[Stored entries]
--- START ---
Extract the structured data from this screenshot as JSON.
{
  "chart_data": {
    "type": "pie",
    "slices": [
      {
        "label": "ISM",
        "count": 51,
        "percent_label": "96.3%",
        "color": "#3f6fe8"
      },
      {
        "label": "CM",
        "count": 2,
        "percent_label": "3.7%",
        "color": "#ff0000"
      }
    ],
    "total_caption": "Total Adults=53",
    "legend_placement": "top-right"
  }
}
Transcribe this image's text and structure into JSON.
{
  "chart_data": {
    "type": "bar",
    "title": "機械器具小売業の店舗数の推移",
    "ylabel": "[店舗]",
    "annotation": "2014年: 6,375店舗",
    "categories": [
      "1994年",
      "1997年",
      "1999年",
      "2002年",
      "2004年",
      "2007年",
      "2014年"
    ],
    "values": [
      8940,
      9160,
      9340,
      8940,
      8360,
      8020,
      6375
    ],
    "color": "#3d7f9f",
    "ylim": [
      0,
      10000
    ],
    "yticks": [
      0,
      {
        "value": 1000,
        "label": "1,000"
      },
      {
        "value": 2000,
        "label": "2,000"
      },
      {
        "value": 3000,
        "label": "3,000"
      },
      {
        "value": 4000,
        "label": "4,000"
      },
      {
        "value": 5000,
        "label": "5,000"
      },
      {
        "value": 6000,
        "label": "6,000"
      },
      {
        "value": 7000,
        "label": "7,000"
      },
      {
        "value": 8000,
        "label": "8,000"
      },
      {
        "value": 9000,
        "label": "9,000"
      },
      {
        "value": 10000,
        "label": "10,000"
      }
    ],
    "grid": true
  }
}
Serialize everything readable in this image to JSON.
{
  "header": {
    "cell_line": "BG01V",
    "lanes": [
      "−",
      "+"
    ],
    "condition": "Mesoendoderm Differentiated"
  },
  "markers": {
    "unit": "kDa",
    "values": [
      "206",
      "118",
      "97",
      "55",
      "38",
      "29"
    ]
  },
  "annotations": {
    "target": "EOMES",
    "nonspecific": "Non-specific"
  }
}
--- END ---
EXERCISE TASK
Your task is to repeat the data exactly; please include every line.

SOLUTION FOR THIS PROBLEM
Extract the structured data from this screenshot as JSON.
{
  "chart_data": {
    "type": "pie",
    "slices": [
      {
        "label": "ISM",
        "count": 51,
        "percent_label": "96.3%",
        "color": "#3f6fe8"
      },
      {
        "label": "CM",
        "count": 2,
        "percent_label": "3.7%",
        "color": "#ff0000"
      }
    ],
    "total_caption": "Total Adults=53",
    "legend_placement": "top-right"
  }
}
Transcribe this image's text and structure into JSON.
{
  "chart_data": {
    "type": "bar",
    "title": "機械器具小売業の店舗数の推移",
    "ylabel": "[店舗]",
    "annotation": "2014年: 6,375店舗",
    "categories": [
      "1994年",
      "1997年",
      "1999年",
      "2002年",
      "2004年",
      "2007年",
      "2014年"
    ],
    "values": [
      8940,
      9160,
      9340,
      8940,
      8360,
      8020,
      6375
    ],
    "color": "#3d7f9f",
    "ylim": [
      0,
      10000
    ],
    "yticks": [
      0,
      {
        "value": 1000,
        "label": "1,000"
      },
      {
        "value": 2000,
        "label": "2,000"
      },
      {
        "value": 3000,
        "label": "3,000"
      },
      {
        "value": 4000,
        "label": "4,000"
      },
      {
        "value": 5000,
        "label": "5,000"
      },
      {
        "value": 6000,
        "label": "6,000"
      },
      {
        "value": 7000,
        "label": "7,000"
      },
      {
        "value": 8000,
        "label": "8,000"
      },
      {
        "value": 9000,
        "label": "9,000"
      },
      {
        "value": 10000,
        "label": "10,000"
      }
    ],
    "grid": true
  }
}
Serialize everything readable in this image to JSON.
{
  "header": {
    "cell_line": "BG01V",
    "lanes": [
      "−",
      "+"
    ],
    "condition": "Mesoendoderm Differentiated"
  },
  "markers": {
    "unit": "kDa",
    "values": [
      "206",
      "118",
      "97",
      "55",
      "38",
      "29"
    ]
  },
  "annotations": {
    "target": "EOMES",
    "nonspecific": "Non-specific"
  }
}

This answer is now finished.